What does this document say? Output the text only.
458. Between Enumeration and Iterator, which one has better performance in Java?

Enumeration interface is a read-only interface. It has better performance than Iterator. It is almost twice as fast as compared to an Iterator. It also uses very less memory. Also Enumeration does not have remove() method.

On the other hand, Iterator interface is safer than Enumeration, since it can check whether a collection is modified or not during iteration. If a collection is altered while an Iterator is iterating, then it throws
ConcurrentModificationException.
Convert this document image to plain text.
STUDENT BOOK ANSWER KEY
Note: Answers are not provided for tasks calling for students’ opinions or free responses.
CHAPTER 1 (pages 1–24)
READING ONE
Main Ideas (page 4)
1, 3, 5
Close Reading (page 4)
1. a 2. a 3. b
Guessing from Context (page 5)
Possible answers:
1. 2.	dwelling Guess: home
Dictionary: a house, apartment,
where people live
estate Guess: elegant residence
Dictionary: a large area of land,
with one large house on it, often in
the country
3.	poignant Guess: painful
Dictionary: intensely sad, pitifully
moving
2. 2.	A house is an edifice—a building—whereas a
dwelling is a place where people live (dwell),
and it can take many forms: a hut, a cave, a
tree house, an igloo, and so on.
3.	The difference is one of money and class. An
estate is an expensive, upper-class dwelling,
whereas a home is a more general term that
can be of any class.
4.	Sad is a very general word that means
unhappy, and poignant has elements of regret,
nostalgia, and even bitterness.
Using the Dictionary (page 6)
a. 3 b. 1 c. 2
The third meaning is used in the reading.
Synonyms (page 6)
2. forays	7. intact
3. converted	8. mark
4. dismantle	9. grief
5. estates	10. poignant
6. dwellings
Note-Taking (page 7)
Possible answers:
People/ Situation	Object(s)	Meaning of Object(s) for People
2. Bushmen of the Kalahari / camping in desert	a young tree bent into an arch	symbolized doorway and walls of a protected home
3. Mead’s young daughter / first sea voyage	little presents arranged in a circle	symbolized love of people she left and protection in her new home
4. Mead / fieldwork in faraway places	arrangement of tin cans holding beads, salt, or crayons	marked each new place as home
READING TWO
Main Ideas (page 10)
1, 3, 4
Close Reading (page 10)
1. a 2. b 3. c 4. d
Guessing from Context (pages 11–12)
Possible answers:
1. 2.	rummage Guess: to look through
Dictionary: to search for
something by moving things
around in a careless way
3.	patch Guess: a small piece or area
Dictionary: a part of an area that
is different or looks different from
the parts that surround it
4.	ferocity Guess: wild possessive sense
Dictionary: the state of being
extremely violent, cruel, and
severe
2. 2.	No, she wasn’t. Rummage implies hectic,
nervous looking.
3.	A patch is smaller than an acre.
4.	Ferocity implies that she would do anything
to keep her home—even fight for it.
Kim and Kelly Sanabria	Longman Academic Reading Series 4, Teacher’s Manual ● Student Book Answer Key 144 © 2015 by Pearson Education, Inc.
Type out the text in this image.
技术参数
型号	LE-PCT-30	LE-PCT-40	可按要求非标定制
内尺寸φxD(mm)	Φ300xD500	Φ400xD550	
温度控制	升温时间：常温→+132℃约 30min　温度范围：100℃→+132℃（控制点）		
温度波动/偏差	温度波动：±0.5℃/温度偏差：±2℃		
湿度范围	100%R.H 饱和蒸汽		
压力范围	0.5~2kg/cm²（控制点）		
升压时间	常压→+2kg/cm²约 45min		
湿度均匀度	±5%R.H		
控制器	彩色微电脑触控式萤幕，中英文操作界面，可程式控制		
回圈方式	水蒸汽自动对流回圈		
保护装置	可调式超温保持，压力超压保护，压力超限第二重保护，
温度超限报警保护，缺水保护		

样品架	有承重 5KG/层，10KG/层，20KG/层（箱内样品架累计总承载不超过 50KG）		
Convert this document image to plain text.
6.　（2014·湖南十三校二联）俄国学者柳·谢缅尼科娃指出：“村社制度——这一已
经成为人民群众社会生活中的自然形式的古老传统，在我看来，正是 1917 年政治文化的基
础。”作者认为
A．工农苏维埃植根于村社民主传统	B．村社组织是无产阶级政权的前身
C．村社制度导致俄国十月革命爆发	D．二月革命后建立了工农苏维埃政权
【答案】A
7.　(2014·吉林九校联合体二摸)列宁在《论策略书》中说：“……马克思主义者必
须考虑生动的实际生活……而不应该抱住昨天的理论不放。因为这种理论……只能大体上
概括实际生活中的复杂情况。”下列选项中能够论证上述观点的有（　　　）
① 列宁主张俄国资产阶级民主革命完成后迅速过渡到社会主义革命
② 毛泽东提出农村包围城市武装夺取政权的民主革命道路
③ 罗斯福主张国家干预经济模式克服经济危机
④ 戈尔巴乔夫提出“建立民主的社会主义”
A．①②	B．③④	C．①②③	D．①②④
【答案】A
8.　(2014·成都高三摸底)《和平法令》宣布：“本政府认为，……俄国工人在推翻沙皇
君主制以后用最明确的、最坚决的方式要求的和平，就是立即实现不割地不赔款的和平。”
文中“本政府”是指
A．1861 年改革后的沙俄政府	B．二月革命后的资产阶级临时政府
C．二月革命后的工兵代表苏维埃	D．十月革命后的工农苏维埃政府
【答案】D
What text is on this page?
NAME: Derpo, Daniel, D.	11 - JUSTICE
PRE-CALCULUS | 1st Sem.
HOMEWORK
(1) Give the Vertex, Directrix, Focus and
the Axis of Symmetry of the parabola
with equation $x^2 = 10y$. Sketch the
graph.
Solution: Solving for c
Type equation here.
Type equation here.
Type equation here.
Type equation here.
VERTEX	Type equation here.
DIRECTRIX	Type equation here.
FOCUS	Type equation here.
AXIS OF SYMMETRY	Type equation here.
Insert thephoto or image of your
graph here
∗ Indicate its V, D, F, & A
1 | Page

## Your task
Extract all of the data shown above and repeat it verbatim.

## Reply to the exercise
What does this document say? Output the text only.
458. Between Enumeration and Iterator, which one has better performance in Java?

Enumeration interface is a read-only interface. It has better performance than Iterator. It is almost twice as fast as compared to an Iterator. It also uses very less memory. Also Enumeration does not have remove() method.

On the other hand, Iterator interface is safer than Enumeration, since it can check whether a collection is modified or not during iteration. If a collection is altered while an Iterator is iterating, then it throws
ConcurrentModificationException.
Convert this document image to plain text.
STUDENT BOOK ANSWER KEY
Note: Answers are not provided for tasks calling for students’ opinions or free responses.
CHAPTER 1 (pages 1–24)
READING ONE
Main Ideas (page 4)
1, 3, 5
Close Reading (page 4)
1. a 2. a 3. b
Guessing from Context (page 5)
Possible answers:
1. 2.	dwelling Guess: home
Dictionary: a house, apartment,
where people live
estate Guess: elegant residence
Dictionary: a large area of land,
with one large house on it, often in
the country
3.	poignant Guess: painful
Dictionary: intensely sad, pitifully
moving
2. 2.	A house is an edifice—a building—whereas a
dwelling is a place where people live (dwell),
and it can take many forms: a hut, a cave, a
tree house, an igloo, and so on.
3.	The difference is one of money and class. An
estate is an expensive, upper-class dwelling,
whereas a home is a more general term that
can be of any class.
4.	Sad is a very general word that means
unhappy, and poignant has elements of regret,
nostalgia, and even bitterness.
Using the Dictionary (page 6)
a. 3 b. 1 c. 2
The third meaning is used in the reading.
Synonyms (page 6)
2. forays	7. intact
3. converted	8. mark
4. dismantle	9. grief
5. estates	10. poignant
6. dwellings
Note-Taking (page 7)
Possible answers:
People/ Situation	Object(s)	Meaning of Object(s) for People
2. Bushmen of the Kalahari / camping in desert	a young tree bent into an arch	symbolized doorway and walls of a protected home
3. Mead’s young daughter / first sea voyage	little presents arranged in a circle	symbolized love of people she left and protection in her new home
4. Mead / fieldwork in faraway places	arrangement of tin cans holding beads, salt, or crayons	marked each new place as home
READING TWO
Main Ideas (page 10)
1, 3, 4
Close Reading (page 10)
1. a 2. b 3. c 4. d
Guessing from Context (pages 11–12)
Possible answers:
1. 2.	rummage Guess: to look through
Dictionary: to search for
something by moving things
around in a careless way
3.	patch Guess: a small piece or area
Dictionary: a part of an area that
is different or looks different from
the parts that surround it
4.	ferocity Guess: wild possessive sense
Dictionary: the state of being
extremely violent, cruel, and
severe
2. 2.	No, she wasn’t. Rummage implies hectic,
nervous looking.
3.	A patch is smaller than an acre.
4.	Ferocity implies that she would do anything
to keep her home—even fight for it.
Kim and Kelly Sanabria	Longman Academic Reading Series 4, Teacher’s Manual ● Student Book Answer Key 144 © 2015 by Pearson Education, Inc.
Type out the text in this image.
技术参数
型号	LE-PCT-30	LE-PCT-40	可按要求非标定制
内尺寸φxD(mm)	Φ300xD500	Φ400xD550	
温度控制	升温时间：常温→+132℃约 30min　温度范围：100℃→+132℃（控制点）		
温度波动/偏差	温度波动：±0.5℃/温度偏差：±2℃		
湿度范围	100%R.H 饱和蒸汽		
压力范围	0.5~2kg/cm²（控制点）		
升压时间	常压→+2kg/cm²约 45min		
湿度均匀度	±5%R.H		
控制器	彩色微电脑触控式萤幕，中英文操作界面，可程式控制		
回圈方式	水蒸汽自动对流回圈		
保护装置	可调式超温保持，压力超压保护，压力超限第二重保护，
温度超限报警保护，缺水保护		

样品架	有承重 5KG/层，10KG/层，20KG/层（箱内样品架累计总承载不超过 50KG）		
Convert this document image to plain text.
6.　（2014·湖南十三校二联）俄国学者柳·谢缅尼科娃指出：“村社制度——这一已
经成为人民群众社会生活中的自然形式的古老传统，在我看来，正是 1917 年政治文化的基
础。”作者认为
A．工农苏维埃植根于村社民主传统	B．村社组织是无产阶级政权的前身
C．村社制度导致俄国十月革命爆发	D．二月革命后建立了工农苏维埃政权
【答案】A
7.　(2014·吉林九校联合体二摸)列宁在《论策略书》中说：“……马克思主义者必
须考虑生动的实际生活……而不应该抱住昨天的理论不放。因为这种理论……只能大体上
概括实际生活中的复杂情况。”下列选项中能够论证上述观点的有（　　　）
① 列宁主张俄国资产阶级民主革命完成后迅速过渡到社会主义革命
② 毛泽东提出农村包围城市武装夺取政权的民主革命道路
③ 罗斯福主张国家干预经济模式克服经济危机
④ 戈尔巴乔夫提出“建立民主的社会主义”
A．①②	B．③④	C．①②③	D．①②④
【答案】A
8.　(2014·成都高三摸底)《和平法令》宣布：“本政府认为，……俄国工人在推翻沙皇
君主制以后用最明确的、最坚决的方式要求的和平，就是立即实现不割地不赔款的和平。”
文中“本政府”是指
A．1861 年改革后的沙俄政府	B．二月革命后的资产阶级临时政府
C．二月革命后的工兵代表苏维埃	D．十月革命后的工农苏维埃政府
【答案】D
What text is on this page?
NAME: Derpo, Daniel, D.	11 - JUSTICE
PRE-CALCULUS | 1st Sem.
HOMEWORK
(1) Give the Vertex, Directrix, Focus and
the Axis of Symmetry of the parabola
with equation $x^2 = 10y$. Sketch the
graph.
Solution: Solving for c
Type equation here.
Type equation here.
Type equation here.
Type equation here.
VERTEX	Type equation here.
DIRECTRIX	Type equation here.
FOCUS	Type equation here.
AXIS OF SYMMETRY	Type equation here.
Insert thephoto or image of your
graph here
∗ Indicate its V, D, F, & A
1 | Page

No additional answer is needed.